### Extracto del documento

◇ ◇ ◇ ◇

Nuestro Ministerio de Asuntos Exteriores concentró el pasado 31 de enero en Casa América a varios testigos de aquellos procesos y de la Misión de Naciones Unidas –ONUSAL–, que materializó su cumplimiento y con la que España se comprometió seriamente. Allí habló con convicción Felipe González, presidente del Gobierno de entonces, resaltando que más que conmemoración podía hablarse de celebración por los 25 años de paz que vivía El Salvador. Por supuesto, con problemas pendientes, con heridas. Pero éstas se curan mejor en un clima de paz que en hospitales de campaña.

Allí estaba Nidia Díaz, brava integrante de la cúpula del FMLN , una de las firmantes de los acuerdos. Allí estaba Óscar Santamaría, canciller de la República con Cristiani, testigo de excepción de todo el proceso. Allí estaba el general español Víctor Suanzes, que mandó una potente División Militar formada por 368 observadores –166 de ellos españoles– procedentes de 12 países. Alrededor de ellos, los diplomáticos –Yáñez, Pico de Coaña, García Casas– que tanto tuvieron que ver en el éxito de las negociaciones.

◇ ◇ ◇ ◇

### Entradas mostradas
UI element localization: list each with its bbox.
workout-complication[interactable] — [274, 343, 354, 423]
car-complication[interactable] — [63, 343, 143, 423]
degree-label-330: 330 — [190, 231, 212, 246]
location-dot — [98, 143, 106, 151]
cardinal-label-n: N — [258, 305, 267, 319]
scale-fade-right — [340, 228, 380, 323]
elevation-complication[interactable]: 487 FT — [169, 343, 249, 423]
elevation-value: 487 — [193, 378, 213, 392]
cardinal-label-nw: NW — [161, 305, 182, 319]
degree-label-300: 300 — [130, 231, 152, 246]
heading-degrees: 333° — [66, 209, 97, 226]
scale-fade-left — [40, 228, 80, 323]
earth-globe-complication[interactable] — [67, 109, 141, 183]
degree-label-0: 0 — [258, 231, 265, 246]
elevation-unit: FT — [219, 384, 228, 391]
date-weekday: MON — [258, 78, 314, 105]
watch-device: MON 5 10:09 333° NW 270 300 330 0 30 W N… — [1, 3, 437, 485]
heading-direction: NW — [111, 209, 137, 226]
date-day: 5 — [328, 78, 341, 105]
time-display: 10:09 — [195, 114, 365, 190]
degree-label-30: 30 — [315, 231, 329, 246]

◇ ◇ ◇ ◇

### Tareas a realizar
(1) Según el extracto del documento, ¿cuántos observadores formaban la División Militar que mandó el general Víctor Suanzes?
(2) Por favor, copia el pasaje del extracto del documento empezando por "Allí estaba Nidia" y siguiendo hasta "de las negociaciones.", y cambia "brava" por "valiente".

### Soluciones
(1) 368 observadores.

(2)
Allí estaba Nidia Díaz, valiente integrante de la cúpula del FMLN , una de las firmantes de los acuerdos. Allí estaba Óscar Santamaría, canciller de la República con Cristiani, testigo de excepción de todo el proceso. Allí estaba el general español Víctor Suanzes, que mandó una potente División Militar formada por 368 observadores –166 de ellos españoles– procedentes de 12 países. Alrededor de ellos, los diplomáticos –Yáñez, Pico de Coaña, García Casas– que tanto tuvieron que ver en el éxito de las negociaciones.